- GOAL OF THE EXERCISE
From the listing below, pull out all lines with "être" in them.
_ _ _ _ _ _ _
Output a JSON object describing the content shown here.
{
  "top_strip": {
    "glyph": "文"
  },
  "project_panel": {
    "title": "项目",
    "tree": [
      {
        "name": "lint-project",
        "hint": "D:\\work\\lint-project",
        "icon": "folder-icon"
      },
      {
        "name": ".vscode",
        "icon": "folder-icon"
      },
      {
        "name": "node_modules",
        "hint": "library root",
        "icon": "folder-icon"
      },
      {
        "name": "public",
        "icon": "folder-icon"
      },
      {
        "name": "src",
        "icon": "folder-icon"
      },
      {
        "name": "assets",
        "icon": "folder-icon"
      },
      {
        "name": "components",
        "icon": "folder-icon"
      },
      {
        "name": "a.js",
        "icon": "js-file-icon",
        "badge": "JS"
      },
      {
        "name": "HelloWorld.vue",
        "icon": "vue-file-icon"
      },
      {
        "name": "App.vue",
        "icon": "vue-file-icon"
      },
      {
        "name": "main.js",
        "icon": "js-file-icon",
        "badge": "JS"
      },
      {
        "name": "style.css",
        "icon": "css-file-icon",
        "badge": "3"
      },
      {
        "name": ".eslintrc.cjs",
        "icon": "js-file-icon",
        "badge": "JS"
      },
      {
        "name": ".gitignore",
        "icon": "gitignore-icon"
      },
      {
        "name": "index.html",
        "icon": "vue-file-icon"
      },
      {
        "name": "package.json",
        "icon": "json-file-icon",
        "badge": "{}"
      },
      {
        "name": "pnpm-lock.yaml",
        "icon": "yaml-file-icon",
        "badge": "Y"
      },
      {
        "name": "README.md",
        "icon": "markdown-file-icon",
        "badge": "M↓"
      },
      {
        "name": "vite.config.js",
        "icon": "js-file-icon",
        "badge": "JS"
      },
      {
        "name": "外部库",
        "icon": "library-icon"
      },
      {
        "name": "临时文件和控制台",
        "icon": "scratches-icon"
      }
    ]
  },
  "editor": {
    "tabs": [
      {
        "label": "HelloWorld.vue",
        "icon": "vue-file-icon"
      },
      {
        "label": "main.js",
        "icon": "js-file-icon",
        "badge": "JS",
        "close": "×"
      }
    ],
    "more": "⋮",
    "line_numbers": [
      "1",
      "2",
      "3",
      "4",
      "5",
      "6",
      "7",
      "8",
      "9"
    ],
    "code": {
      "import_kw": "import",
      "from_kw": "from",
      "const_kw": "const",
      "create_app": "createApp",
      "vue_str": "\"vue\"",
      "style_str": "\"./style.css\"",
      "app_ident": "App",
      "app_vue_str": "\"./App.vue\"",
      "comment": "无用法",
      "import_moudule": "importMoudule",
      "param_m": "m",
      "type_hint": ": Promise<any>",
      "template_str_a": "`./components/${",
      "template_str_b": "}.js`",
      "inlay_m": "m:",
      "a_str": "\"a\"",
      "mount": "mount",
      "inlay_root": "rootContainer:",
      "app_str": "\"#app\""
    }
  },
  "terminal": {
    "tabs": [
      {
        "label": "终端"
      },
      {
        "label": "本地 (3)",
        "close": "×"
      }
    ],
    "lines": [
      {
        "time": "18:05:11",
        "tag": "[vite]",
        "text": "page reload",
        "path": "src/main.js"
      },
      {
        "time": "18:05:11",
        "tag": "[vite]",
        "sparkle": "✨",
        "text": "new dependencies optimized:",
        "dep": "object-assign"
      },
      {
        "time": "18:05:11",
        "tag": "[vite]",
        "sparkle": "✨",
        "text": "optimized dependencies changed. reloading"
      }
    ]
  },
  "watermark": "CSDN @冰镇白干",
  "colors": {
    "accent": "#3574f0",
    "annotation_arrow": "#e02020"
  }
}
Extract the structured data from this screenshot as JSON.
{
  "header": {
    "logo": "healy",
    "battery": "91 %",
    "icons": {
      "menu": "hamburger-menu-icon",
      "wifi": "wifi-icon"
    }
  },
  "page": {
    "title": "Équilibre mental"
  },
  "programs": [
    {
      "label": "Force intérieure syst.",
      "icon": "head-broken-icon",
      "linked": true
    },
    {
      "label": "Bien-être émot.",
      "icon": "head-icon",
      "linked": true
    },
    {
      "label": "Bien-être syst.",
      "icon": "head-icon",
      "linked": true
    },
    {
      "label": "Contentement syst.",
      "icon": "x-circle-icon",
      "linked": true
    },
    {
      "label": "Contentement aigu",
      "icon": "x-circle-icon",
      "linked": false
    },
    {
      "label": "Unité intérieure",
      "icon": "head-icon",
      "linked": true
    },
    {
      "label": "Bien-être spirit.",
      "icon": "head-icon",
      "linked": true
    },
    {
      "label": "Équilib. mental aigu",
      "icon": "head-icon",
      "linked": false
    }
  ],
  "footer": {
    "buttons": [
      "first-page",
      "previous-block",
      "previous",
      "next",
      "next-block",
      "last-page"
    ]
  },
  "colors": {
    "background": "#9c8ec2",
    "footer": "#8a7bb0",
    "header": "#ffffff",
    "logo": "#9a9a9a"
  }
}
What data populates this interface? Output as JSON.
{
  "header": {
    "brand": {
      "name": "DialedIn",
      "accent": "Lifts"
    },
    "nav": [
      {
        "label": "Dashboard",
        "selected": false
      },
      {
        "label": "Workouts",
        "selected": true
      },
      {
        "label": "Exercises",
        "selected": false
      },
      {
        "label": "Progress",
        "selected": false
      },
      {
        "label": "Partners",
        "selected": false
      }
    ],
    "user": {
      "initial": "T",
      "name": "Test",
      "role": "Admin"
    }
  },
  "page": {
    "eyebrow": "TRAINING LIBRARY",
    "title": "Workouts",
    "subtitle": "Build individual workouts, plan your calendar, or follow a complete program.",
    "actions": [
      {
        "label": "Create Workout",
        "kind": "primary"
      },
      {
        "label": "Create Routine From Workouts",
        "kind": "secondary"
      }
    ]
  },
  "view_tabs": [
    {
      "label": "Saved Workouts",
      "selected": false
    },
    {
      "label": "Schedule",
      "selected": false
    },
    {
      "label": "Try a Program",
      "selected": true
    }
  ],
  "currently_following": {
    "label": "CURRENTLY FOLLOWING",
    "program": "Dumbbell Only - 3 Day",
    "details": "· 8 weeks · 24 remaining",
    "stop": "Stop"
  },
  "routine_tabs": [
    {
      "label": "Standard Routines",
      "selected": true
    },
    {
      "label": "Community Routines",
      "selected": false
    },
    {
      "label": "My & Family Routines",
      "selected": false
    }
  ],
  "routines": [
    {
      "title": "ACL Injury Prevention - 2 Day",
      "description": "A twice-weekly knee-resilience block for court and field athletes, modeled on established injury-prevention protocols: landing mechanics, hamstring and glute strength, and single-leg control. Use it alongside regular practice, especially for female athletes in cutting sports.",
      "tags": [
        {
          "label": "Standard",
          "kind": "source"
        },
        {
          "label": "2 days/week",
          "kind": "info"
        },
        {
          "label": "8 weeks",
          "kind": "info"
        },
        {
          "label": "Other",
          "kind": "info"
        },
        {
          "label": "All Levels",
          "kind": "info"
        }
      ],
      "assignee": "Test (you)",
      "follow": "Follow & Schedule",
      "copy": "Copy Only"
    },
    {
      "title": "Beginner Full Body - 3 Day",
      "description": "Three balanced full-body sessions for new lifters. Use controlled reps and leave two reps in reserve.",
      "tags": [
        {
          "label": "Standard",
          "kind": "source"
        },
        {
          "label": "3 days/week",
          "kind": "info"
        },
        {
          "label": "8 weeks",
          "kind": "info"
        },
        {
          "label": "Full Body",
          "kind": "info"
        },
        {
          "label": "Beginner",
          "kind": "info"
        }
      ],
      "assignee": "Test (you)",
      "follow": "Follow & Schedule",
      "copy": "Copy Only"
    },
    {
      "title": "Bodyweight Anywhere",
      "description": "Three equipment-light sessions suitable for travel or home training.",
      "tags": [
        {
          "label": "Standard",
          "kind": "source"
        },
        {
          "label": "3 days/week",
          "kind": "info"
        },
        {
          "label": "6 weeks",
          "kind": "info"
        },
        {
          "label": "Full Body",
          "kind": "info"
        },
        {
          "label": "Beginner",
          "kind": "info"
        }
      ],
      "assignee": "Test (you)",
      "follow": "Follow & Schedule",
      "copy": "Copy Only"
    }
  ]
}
_ _ _ _ _ _ _
- THE RESULT
      "label": "Bien-être émot.",
      "label": "Bien-être syst.",
      "label": "Bien-être spirit.",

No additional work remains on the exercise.